Goal: Find each line containing the string "shoulder". Copy it.

Extracted data entries:
====================

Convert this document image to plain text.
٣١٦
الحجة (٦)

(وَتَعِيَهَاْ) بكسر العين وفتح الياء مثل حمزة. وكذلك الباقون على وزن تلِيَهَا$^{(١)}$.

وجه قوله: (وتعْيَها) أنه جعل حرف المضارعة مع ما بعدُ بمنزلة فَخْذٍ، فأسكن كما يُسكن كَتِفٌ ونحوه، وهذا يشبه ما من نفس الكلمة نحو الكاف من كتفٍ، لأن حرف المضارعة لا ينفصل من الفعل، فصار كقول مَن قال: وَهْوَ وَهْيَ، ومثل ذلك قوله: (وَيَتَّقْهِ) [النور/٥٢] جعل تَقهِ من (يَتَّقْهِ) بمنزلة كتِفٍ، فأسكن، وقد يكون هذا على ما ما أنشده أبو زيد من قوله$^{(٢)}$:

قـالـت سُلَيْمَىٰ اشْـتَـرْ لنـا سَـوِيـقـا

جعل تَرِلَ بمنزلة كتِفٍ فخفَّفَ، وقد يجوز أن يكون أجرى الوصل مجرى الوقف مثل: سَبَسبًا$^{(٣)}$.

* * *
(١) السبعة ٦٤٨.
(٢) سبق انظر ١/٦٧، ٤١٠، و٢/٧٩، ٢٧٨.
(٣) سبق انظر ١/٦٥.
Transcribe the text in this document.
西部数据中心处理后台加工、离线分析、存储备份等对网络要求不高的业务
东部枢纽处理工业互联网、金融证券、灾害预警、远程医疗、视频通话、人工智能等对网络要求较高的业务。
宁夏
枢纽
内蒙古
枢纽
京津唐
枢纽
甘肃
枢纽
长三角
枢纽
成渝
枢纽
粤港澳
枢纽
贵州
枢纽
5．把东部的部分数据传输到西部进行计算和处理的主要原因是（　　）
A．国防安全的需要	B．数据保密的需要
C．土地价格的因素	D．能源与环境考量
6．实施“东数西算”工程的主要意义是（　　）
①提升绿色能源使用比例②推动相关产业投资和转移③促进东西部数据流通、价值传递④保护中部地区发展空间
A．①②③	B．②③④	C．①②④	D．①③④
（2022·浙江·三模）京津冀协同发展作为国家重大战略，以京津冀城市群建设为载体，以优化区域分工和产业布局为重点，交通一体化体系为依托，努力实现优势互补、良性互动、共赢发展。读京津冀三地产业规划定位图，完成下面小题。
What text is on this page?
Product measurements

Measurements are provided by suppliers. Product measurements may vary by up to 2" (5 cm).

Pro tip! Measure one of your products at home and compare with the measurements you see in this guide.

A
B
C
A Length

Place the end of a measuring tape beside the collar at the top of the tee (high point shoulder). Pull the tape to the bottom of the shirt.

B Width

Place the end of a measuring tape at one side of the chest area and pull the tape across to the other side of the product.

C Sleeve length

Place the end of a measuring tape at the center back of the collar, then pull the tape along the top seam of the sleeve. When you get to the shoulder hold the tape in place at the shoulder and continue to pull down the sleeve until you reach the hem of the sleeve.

====================

Solution for this exercise:
Place the end of a measuring tape beside the collar at the top of the tee (high point shoulder). Pull the tape to the bottom of the shirt.
Place the end of a measuring tape at the center back of the collar, then pull the tape along the top seam of the sleeve. When you get to the shoulder hold the tape in place at the shoulder and continue to pull down the sleeve until you reach the hem of the sleeve.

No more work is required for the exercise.